+++ Records supplied +++

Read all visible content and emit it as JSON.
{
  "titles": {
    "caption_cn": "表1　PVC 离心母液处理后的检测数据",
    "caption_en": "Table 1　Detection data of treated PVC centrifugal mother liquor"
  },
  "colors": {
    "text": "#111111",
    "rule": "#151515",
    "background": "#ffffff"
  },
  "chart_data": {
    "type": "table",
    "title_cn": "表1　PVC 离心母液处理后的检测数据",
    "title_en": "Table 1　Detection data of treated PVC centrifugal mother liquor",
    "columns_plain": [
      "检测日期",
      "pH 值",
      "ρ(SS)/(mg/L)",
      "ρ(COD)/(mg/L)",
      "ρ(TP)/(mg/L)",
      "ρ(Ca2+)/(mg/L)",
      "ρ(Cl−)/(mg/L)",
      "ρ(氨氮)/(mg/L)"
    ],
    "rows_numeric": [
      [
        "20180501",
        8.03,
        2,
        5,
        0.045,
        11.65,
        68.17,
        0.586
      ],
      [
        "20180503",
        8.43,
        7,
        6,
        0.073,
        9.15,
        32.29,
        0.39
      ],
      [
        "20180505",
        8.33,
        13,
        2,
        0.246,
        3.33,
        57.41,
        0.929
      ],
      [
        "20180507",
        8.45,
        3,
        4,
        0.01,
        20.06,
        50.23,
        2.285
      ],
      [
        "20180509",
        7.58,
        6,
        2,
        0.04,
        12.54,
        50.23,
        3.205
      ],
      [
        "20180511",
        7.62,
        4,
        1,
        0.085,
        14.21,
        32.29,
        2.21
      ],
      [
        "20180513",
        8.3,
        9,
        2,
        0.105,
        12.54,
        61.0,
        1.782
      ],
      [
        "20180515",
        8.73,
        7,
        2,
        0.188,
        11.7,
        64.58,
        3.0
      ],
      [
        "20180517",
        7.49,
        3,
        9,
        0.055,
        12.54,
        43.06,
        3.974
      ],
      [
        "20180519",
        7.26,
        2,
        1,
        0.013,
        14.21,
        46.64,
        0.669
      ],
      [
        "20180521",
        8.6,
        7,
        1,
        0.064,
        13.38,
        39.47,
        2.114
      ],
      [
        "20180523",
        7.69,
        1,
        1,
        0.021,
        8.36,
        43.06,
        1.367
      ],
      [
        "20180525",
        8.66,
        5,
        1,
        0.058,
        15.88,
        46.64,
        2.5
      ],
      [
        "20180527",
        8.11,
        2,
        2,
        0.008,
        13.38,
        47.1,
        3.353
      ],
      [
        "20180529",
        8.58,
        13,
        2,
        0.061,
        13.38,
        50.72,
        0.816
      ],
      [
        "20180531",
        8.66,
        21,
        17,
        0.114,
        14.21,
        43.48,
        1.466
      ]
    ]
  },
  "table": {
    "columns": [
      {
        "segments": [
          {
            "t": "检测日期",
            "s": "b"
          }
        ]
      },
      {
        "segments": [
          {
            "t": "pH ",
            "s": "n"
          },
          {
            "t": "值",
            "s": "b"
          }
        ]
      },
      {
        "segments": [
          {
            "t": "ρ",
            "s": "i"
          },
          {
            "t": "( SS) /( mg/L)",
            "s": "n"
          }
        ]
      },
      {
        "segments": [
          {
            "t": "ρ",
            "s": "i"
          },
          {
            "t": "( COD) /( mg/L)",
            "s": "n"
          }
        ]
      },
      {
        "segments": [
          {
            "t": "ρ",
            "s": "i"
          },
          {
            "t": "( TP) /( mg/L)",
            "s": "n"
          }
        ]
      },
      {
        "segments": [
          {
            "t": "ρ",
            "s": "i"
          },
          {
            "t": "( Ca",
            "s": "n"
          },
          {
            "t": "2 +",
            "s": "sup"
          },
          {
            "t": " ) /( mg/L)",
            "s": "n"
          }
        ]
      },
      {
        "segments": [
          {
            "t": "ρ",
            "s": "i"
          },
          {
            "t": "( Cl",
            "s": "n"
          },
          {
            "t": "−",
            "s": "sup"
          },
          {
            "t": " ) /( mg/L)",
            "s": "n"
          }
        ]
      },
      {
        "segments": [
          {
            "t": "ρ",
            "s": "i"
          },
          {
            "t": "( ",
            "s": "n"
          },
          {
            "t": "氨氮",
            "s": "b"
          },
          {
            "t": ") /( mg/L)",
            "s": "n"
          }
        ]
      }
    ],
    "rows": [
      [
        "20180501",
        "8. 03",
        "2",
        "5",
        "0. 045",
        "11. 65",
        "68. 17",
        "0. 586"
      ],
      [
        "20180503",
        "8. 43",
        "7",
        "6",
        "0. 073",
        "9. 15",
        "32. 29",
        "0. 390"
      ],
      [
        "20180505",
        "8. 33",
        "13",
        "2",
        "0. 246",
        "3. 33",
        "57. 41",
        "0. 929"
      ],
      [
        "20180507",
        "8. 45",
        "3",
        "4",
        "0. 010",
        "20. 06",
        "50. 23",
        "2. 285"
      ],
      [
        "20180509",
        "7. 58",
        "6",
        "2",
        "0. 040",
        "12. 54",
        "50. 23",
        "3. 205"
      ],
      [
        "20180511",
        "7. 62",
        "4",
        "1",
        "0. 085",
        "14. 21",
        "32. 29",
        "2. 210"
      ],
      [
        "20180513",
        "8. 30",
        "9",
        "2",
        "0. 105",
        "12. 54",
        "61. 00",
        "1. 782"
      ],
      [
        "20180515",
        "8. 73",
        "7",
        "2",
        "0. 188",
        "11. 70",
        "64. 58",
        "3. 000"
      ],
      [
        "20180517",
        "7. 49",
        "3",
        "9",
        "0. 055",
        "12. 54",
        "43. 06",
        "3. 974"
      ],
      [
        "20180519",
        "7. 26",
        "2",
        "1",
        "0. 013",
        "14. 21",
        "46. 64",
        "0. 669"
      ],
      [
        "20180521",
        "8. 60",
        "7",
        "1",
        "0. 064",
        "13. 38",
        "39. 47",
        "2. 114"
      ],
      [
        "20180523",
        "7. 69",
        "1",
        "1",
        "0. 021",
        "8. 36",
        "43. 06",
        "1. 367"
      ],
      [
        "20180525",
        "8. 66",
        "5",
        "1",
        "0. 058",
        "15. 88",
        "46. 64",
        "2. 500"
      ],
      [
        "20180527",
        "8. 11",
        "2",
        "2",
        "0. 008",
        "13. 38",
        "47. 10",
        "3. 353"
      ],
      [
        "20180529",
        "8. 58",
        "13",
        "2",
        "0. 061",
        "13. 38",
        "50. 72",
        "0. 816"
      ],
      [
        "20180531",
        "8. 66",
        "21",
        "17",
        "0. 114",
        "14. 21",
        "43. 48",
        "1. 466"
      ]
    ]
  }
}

+++

What to do -
Extract the full listing above without altering anything.

Full response -
Read all visible content and emit it as JSON.
{
  "titles": {
    "caption_cn": "表1　PVC 离心母液处理后的检测数据",
    "caption_en": "Table 1　Detection data of treated PVC centrifugal mother liquor"
  },
  "colors": {
    "text": "#111111",
    "rule": "#151515",
    "background": "#ffffff"
  },
  "chart_data": {
    "type": "table",
    "title_cn": "表1　PVC 离心母液处理后的检测数据",
    "title_en": "Table 1　Detection data of treated PVC centrifugal mother liquor",
    "columns_plain": [
      "检测日期",
      "pH 值",
      "ρ(SS)/(mg/L)",
      "ρ(COD)/(mg/L)",
      "ρ(TP)/(mg/L)",
      "ρ(Ca2+)/(mg/L)",
      "ρ(Cl−)/(mg/L)",
      "ρ(氨氮)/(mg/L)"
    ],
    "rows_numeric": [
      [
        "20180501",
        8.03,
        2,
        5,
        0.045,
        11.65,
        68.17,
        0.586
      ],
      [
        "20180503",
        8.43,
        7,
        6,
        0.073,
        9.15,
        32.29,
        0.39
      ],
      [
        "20180505",
        8.33,
        13,
        2,
        0.246,
        3.33,
        57.41,
        0.929
      ],
      [
        "20180507",
        8.45,
        3,
        4,
        0.01,
        20.06,
        50.23,
        2.285
      ],
      [
        "20180509",
        7.58,
        6,
        2,
        0.04,
        12.54,
        50.23,
        3.205
      ],
      [
        "20180511",
        7.62,
        4,
        1,
        0.085,
        14.21,
        32.29,
        2.21
      ],
      [
        "20180513",
        8.3,
        9,
        2,
        0.105,
        12.54,
        61.0,
        1.782
      ],
      [
        "20180515",
        8.73,
        7,
        2,
        0.188,
        11.7,
        64.58,
        3.0
      ],
      [
        "20180517",
        7.49,
        3,
        9,
        0.055,
        12.54,
        43.06,
        3.974
      ],
      [
        "20180519",
        7.26,
        2,
        1,
        0.013,
        14.21,
        46.64,
        0.669
      ],
      [
        "20180521",
        8.6,
        7,
        1,
        0.064,
        13.38,
        39.47,
        2.114
      ],
      [
        "20180523",
        7.69,
        1,
        1,
        0.021,
        8.36,
        43.06,
        1.367
      ],
      [
        "20180525",
        8.66,
        5,
        1,
        0.058,
        15.88,
        46.64,
        2.5
      ],
      [
        "20180527",
        8.11,
        2,
        2,
        0.008,
        13.38,
        47.1,
        3.353
      ],
      [
        "20180529",
        8.58,
        13,
        2,
        0.061,
        13.38,
        50.72,
        0.816
      ],
      [
        "20180531",
        8.66,
        21,
        17,
        0.114,
        14.21,
        43.48,
        1.466
      ]
    ]
  },
  "table": {
    "columns": [
      {
        "segments": [
          {
            "t": "检测日期",
            "s": "b"
          }
        ]
      },
      {
        "segments": [
          {
            "t": "pH ",
            "s": "n"
          },
          {
            "t": "值",
            "s": "b"
          }
        ]
      },
      {
        "segments": [
          {
            "t": "ρ",
            "s": "i"
          },
          {
            "t": "( SS) /( mg/L)",
            "s": "n"
          }
        ]
      },
      {
        "segments": [
          {
            "t": "ρ",
            "s": "i"
          },
          {
            "t": "( COD) /( mg/L)",
            "s": "n"
          }
        ]
      },
      {
        "segments": [
          {
            "t": "ρ",
            "s": "i"
          },
          {
            "t": "( TP) /( mg/L)",
            "s": "n"
          }
        ]
      },
      {
        "segments": [
          {
            "t": "ρ",
            "s": "i"
          },
          {
            "t": "( Ca",
            "s": "n"
          },
          {
            "t": "2 +",
            "s": "sup"
          },
          {
            "t": " ) /( mg/L)",
            "s": "n"
          }
        ]
      },
      {
        "segments": [
          {
            "t": "ρ",
            "s": "i"
          },
          {
            "t": "( Cl",
            "s": "n"
          },
          {
            "t": "−",
            "s": "sup"
          },
          {
            "t": " ) /( mg/L)",
            "s": "n"
          }
        ]
      },
      {
        "segments": [
          {
            "t": "ρ",
            "s": "i"
          },
          {
            "t": "( ",
            "s": "n"
          },
          {
            "t": "氨氮",
            "s": "b"
          },
          {
            "t": ") /( mg/L)",
            "s": "n"
          }
        ]
      }
    ],
    "rows": [
      [
        "20180501",
        "8. 03",
        "2",
        "5",
        "0. 045",
        "11. 65",
        "68. 17",
        "0. 586"
      ],
      [
        "20180503",
        "8. 43",
        "7",
        "6",
        "0. 073",
        "9. 15",
        "32. 29",
        "0. 390"
      ],
      [
        "20180505",
        "8. 33",
        "13",
        "2",
        "0. 246",
        "3. 33",
        "57. 41",
        "0. 929"
      ],
      [
        "20180507",
        "8. 45",
        "3",
        "4",
        "0. 010",
        "20. 06",
        "50. 23",
        "2. 285"
      ],
      [
        "20180509",
        "7. 58",
        "6",
        "2",
        "0. 040",
        "12. 54",
        "50. 23",
        "3. 205"
      ],
      [
        "20180511",
        "7. 62",
        "4",
        "1",
        "0. 085",
        "14. 21",
        "32. 29",
        "2. 210"
      ],
      [
        "20180513",
        "8. 30",
        "9",
        "2",
        "0. 105",
        "12. 54",
        "61. 00",
        "1. 782"
      ],
      [
        "20180515",
        "8. 73",
        "7",
        "2",
        "0. 188",
        "11. 70",
        "64. 58",
        "3. 000"
      ],
      [
        "20180517",
        "7. 49",
        "3",
        "9",
        "0. 055",
        "12. 54",
        "43. 06",
        "3. 974"
      ],
      [
        "20180519",
        "7. 26",
        "2",
        "1",
        "0. 013",
        "14. 21",
        "46. 64",
        "0. 669"
      ],
      [
        "20180521",
        "8. 60",
        "7",
        "1",
        "0. 064",
        "13. 38",
        "39. 47",
        "2. 114"
      ],
      [
        "20180523",
        "7. 69",
        "1",
        "1",
        "0. 021",
        "8. 36",
        "43. 06",
        "1. 367"
      ],
      [
        "20180525",
        "8. 66",
        "5",
        "1",
        "0. 058",
        "15. 88",
        "46. 64",
        "2. 500"
      ],
      [
        "20180527",
        "8. 11",
        "2",
        "2",
        "0. 008",
        "13. 38",
        "47. 10",
        "3. 353"
      ],
      [
        "20180529",
        "8. 58",
        "13",
        "2",
        "0. 061",
        "13. 38",
        "50. 72",
        "0. 816"
      ],
      [
        "20180531",
        "8. 66",
        "21",
        "17",
        "0. 114",
        "14. 21",
        "43. 48",
        "1. 466"
      ]
    ]
  }
}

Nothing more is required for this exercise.